- Description of the task -
Your task is to print all of the material verbatim.

(Source records)
◇ ◇ ◇
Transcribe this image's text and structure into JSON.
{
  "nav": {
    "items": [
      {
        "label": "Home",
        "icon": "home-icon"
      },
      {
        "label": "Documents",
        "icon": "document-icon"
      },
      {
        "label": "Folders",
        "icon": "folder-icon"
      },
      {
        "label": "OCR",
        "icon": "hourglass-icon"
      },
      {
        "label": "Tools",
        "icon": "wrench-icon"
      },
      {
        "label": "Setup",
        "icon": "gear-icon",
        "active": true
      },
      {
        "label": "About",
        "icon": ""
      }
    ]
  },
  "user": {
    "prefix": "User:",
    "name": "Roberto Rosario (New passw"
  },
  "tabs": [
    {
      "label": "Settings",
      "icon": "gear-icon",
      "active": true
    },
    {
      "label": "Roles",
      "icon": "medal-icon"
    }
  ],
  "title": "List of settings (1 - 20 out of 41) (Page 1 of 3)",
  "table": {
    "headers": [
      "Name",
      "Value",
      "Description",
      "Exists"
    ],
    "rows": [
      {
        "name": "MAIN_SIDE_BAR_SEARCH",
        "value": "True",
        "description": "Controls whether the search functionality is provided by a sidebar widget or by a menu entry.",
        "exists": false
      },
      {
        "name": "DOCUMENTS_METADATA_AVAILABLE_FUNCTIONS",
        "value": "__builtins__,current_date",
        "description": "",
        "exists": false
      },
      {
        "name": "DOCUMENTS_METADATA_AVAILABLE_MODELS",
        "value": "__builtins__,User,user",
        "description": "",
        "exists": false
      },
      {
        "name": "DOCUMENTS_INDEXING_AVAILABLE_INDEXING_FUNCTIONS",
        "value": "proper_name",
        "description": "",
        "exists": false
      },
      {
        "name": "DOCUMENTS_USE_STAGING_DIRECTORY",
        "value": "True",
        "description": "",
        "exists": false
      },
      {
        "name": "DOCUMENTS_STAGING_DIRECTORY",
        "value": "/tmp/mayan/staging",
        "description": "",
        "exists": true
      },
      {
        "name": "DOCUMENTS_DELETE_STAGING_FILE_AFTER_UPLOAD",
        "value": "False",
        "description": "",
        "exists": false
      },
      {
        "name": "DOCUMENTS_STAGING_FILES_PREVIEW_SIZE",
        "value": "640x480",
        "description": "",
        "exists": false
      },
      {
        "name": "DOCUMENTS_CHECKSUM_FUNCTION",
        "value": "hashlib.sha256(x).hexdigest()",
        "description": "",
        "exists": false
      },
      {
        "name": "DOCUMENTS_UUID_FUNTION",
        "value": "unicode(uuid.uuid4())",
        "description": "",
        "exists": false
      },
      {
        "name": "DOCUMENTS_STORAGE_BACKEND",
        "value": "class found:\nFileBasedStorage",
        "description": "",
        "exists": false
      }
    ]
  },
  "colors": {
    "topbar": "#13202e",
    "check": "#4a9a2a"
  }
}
◇ ◇ ◇
- Solution -
Transcribe this image's text and structure into JSON.
{
  "nav": {
    "items": [
      {
        "label": "Home",
        "icon": "home-icon"
      },
      {
        "label": "Documents",
        "icon": "document-icon"
      },
      {
        "label": "Folders",
        "icon": "folder-icon"
      },
      {
        "label": "OCR",
        "icon": "hourglass-icon"
      },
      {
        "label": "Tools",
        "icon": "wrench-icon"
      },
      {
        "label": "Setup",
        "icon": "gear-icon",
        "active": true
      },
      {
        "label": "About",
        "icon": ""
      }
    ]
  },
  "user": {
    "prefix": "User:",
    "name": "Roberto Rosario (New passw"
  },
  "tabs": [
    {
      "label": "Settings",
      "icon": "gear-icon",
      "active": true
    },
    {
      "label": "Roles",
      "icon": "medal-icon"
    }
  ],
  "title": "List of settings (1 - 20 out of 41) (Page 1 of 3)",
  "table": {
    "headers": [
      "Name",
      "Value",
      "Description",
      "Exists"
    ],
    "rows": [
      {
        "name": "MAIN_SIDE_BAR_SEARCH",
        "value": "True",
        "description": "Controls whether the search functionality is provided by a sidebar widget or by a menu entry.",
        "exists": false
      },
      {
        "name": "DOCUMENTS_METADATA_AVAILABLE_FUNCTIONS",
        "value": "__builtins__,current_date",
        "description": "",
        "exists": false
      },
      {
        "name": "DOCUMENTS_METADATA_AVAILABLE_MODELS",
        "value": "__builtins__,User,user",
        "description": "",
        "exists": false
      },
      {
        "name": "DOCUMENTS_INDEXING_AVAILABLE_INDEXING_FUNCTIONS",
        "value": "proper_name",
        "description": "",
        "exists": false
      },
      {
        "name": "DOCUMENTS_USE_STAGING_DIRECTORY",
        "value": "True",
        "description": "",
        "exists": false
      },
      {
        "name": "DOCUMENTS_STAGING_DIRECTORY",
        "value": "/tmp/mayan/staging",
        "description": "",
        "exists": true
      },
      {
        "name": "DOCUMENTS_DELETE_STAGING_FILE_AFTER_UPLOAD",
        "value": "False",
        "description": "",
        "exists": false
      },
      {
        "name": "DOCUMENTS_STAGING_FILES_PREVIEW_SIZE",
        "value": "640x480",
        "description": "",
        "exists": false
      },
      {
        "name": "DOCUMENTS_CHECKSUM_FUNCTION",
        "value": "hashlib.sha256(x).hexdigest()",
        "description": "",
        "exists": false
      },
      {
        "name": "DOCUMENTS_UUID_FUNTION",
        "value": "unicode(uuid.uuid4())",
        "description": "",
        "exists": false
      },
      {
        "name": "DOCUMENTS_STORAGE_BACKEND",
        "value": "class found:\nFileBasedStorage",
        "description": "",
        "exists": false
      }
    ]
  },
  "colors": {
    "topbar": "#13202e",
    "check": "#4a9a2a"
  }
}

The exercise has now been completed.